[Collection entries]
#####

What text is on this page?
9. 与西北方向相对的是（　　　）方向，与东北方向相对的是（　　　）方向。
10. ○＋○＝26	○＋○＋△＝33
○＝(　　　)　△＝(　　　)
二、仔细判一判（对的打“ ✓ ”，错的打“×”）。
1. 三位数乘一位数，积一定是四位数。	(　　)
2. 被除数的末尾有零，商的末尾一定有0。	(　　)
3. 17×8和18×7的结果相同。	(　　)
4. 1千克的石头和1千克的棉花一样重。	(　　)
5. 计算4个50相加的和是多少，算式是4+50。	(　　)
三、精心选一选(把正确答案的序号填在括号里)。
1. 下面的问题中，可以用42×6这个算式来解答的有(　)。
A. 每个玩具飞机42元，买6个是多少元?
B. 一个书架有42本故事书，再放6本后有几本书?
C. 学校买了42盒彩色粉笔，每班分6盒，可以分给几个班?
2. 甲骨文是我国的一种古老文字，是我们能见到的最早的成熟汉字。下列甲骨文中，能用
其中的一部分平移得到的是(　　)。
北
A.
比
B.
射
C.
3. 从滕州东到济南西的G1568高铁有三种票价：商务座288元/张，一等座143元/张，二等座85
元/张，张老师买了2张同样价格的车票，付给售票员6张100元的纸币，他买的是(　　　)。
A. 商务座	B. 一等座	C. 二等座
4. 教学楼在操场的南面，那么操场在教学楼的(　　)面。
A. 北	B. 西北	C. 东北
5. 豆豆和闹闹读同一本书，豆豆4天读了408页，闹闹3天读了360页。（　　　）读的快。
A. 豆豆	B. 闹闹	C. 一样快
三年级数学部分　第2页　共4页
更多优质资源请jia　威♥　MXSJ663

#####

» **Directions for this task**
Your task is to repeat every line exactly.

» **Response for this exercise**
What text is on this page?
9. 与西北方向相对的是（　　　）方向，与东北方向相对的是（　　　）方向。
10. ○＋○＝26	○＋○＋△＝33
○＝(　　　)　△＝(　　　)
二、仔细判一判（对的打“ ✓ ”，错的打“×”）。
1. 三位数乘一位数，积一定是四位数。	(　　)
2. 被除数的末尾有零，商的末尾一定有0。	(　　)
3. 17×8和18×7的结果相同。	(　　)
4. 1千克的石头和1千克的棉花一样重。	(　　)
5. 计算4个50相加的和是多少，算式是4+50。	(　　)
三、精心选一选(把正确答案的序号填在括号里)。
1. 下面的问题中，可以用42×6这个算式来解答的有(　)。
A. 每个玩具飞机42元，买6个是多少元?
B. 一个书架有42本故事书，再放6本后有几本书?
C. 学校买了42盒彩色粉笔，每班分6盒，可以分给几个班?
2. 甲骨文是我国的一种古老文字，是我们能见到的最早的成熟汉字。下列甲骨文中，能用
其中的一部分平移得到的是(　　)。
北
A.
比
B.
射
C.
3. 从滕州东到济南西的G1568高铁有三种票价：商务座288元/张，一等座143元/张，二等座85
元/张，张老师买了2张同样价格的车票，付给售票员6张100元的纸币，他买的是(　　　)。
A. 商务座	B. 一等座	C. 二等座
4. 教学楼在操场的南面，那么操场在教学楼的(　　)面。
A. 北	B. 西北	C. 东北
5. 豆豆和闹闹读同一本书，豆豆4天读了408页，闹闹3天读了360页。（　　　）读的快。
A. 豆豆	B. 闹闹	C. 一样快
三年级数学部分　第2页　共4页
更多优质资源请jia　威♥　MXSJ663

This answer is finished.